Set task
In the material below, find how many lines contain the string "this". Write only that number.

Supplied material
* * * * *

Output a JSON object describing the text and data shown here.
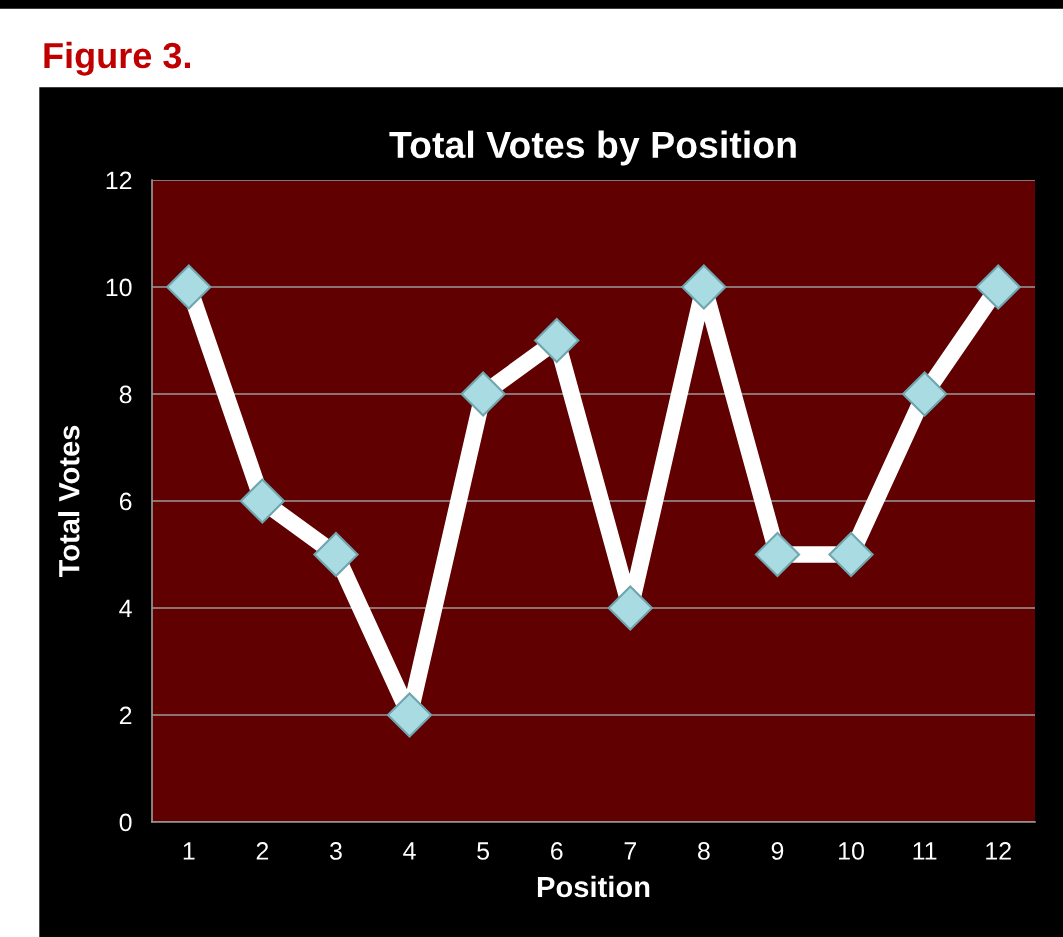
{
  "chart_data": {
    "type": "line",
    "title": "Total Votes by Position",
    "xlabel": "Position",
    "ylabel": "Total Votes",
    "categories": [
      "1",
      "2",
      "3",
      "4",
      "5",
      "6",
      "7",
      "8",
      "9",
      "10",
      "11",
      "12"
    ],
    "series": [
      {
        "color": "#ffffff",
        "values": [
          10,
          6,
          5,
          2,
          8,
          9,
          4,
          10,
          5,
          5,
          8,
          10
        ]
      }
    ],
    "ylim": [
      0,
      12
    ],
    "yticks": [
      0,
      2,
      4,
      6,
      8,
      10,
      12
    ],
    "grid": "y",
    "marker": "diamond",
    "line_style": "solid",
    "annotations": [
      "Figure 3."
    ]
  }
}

* * * * *

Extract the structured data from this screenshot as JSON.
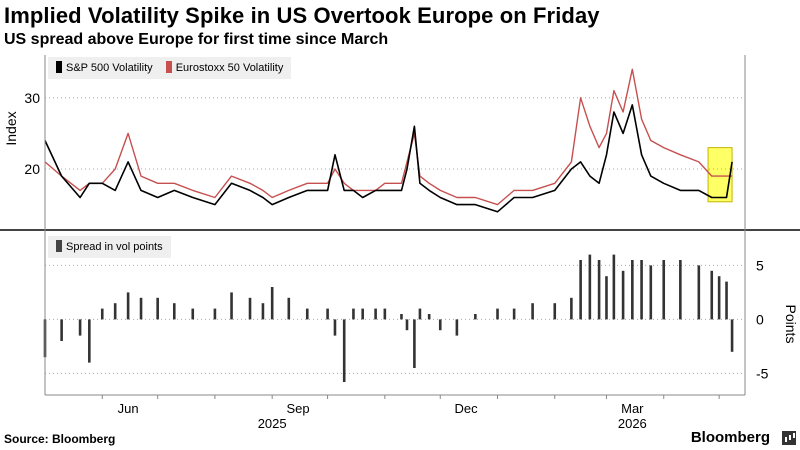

* * * * *

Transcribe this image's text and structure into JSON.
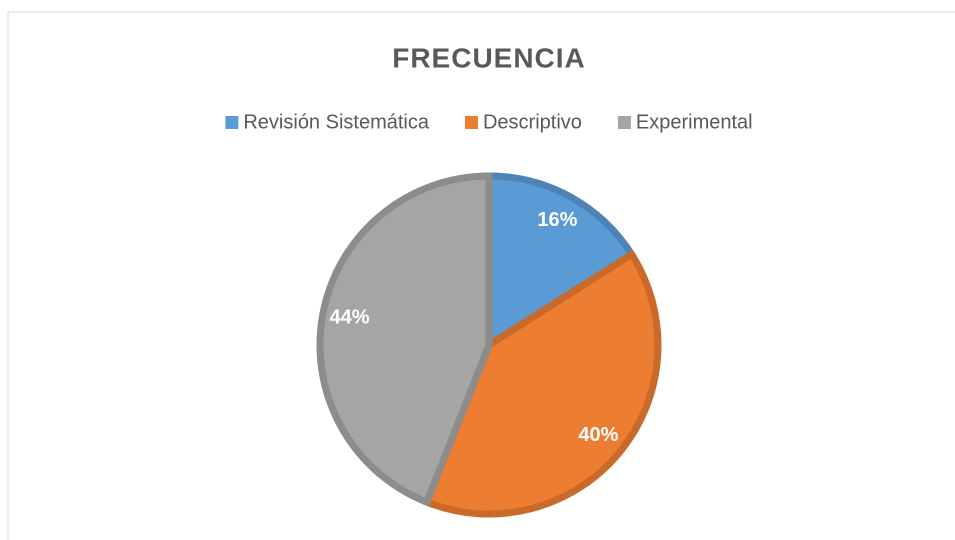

* * * * *

Response below
2